## [読む文章]
────────────────────
くらまし屋は、芝居の一座を救う”赤也”を見捨てる?ー「立つ鳥の舞 くらまし屋稼業7」

「依頼は必ず面通しの上、嘘は一切申さぬこと」「決して他言せぬこと」「捨てた一掃を取り戻そうとせぬこと」といった七箇条の約定を守りさえすれば、現在の暮らしから、だれでも「くらます」が、この約上を破った時は、この夜から「くらます」ことを生業とする「くらまし屋」シリーズの第7弾が本書『今村翔吾「立つ鳥の舞 くらまし屋稼業7」(時代小説文庫)』です。

前巻では、悪事を重ねてきた旗本の若者たちを「くらます」ことを迫られ、商売とはいえ内心、忸怩たるものがあった平九郎たち「くらまし屋」のメンバーたちだったのですが、今巻では5年前に亡くなった女形の名優を、あの世からくらます仕事がはいり、これに伴って、赤也の過去の秘密が明らかになっていきます。

あらすじと注目ポイント

構成は

序章
第一章 濱村屋
第二章 芝居合戦
第三章 品川南本宿にて
第四章 お節介焼き
第五章 噂の濁流
第六章 おんなの衿持
第七章 菊之丞
終章

となっていて、冒頭では、米の先物取引で大損をした芝居の座元・濱村屋に属する役者の若きホープ「二代目吉次」から五カ月前に急死した女形の名優「瀬川菊之丞」をあの世からくらまして連れてきてくれ、という依頼をうけます。

濱村屋は菊之丞が急死してから一挙に経営が悪くなっているのですが、これを一気に逆転するために、菊之丞が得意とした「娘道成寺」の芝居をかけることとなったのですが、同じようにこの芝居で評判をとっている天王寺屋・中村富十郎のパトロンから横槍が入り、この芝居のこれからの興行を賭けて、「芝居合戦」を行うこととなったのが発端です。
────────────────────
## [作業の指示]
「立つ鳥の舞」を紹介した上の文章のうち、「くらまし屋は、芝居の一座を救」から「7」(時代小説文庫)』です。」までを一字も変えずに書き写すこと。

## [元の資料]
────────────────────
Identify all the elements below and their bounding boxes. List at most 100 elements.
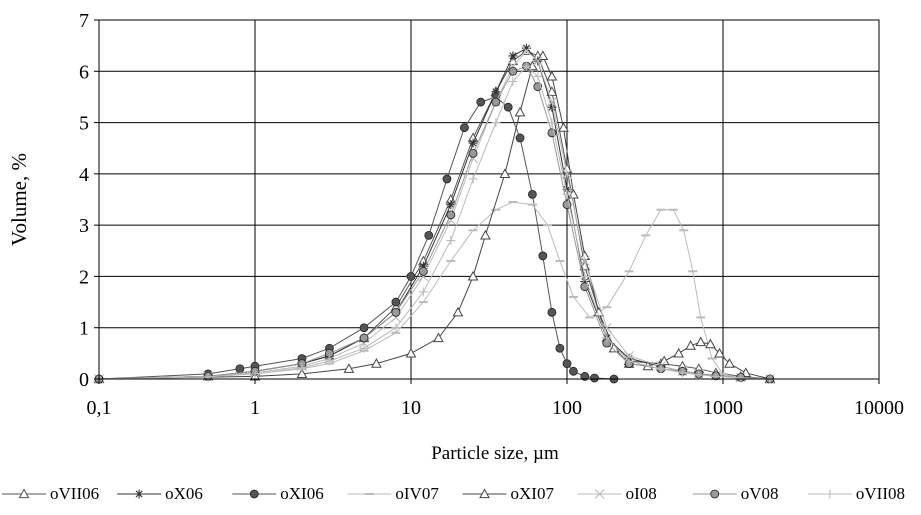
────────────────────
## [正しい結果]
くらまし屋は、芝居の一座を救う”赤也”を見捨てる?ー「立つ鳥の舞 くらまし屋稼業7」

「依頼は必ず面通しの上、嘘は一切申さぬこと」「決して他言せぬこと」「捨てた一掃を取り戻そうとせぬこと」といった七箇条の約定を守りさえすれば、現在の暮らしから、だれでも「くらます」が、この約上を破った時は、この夜から「くらます」ことを生業とする「くらまし屋」シリーズの第7弾が本書『今村翔吾「立つ鳥の舞 くらまし屋稼業7」(時代小説文庫)』です。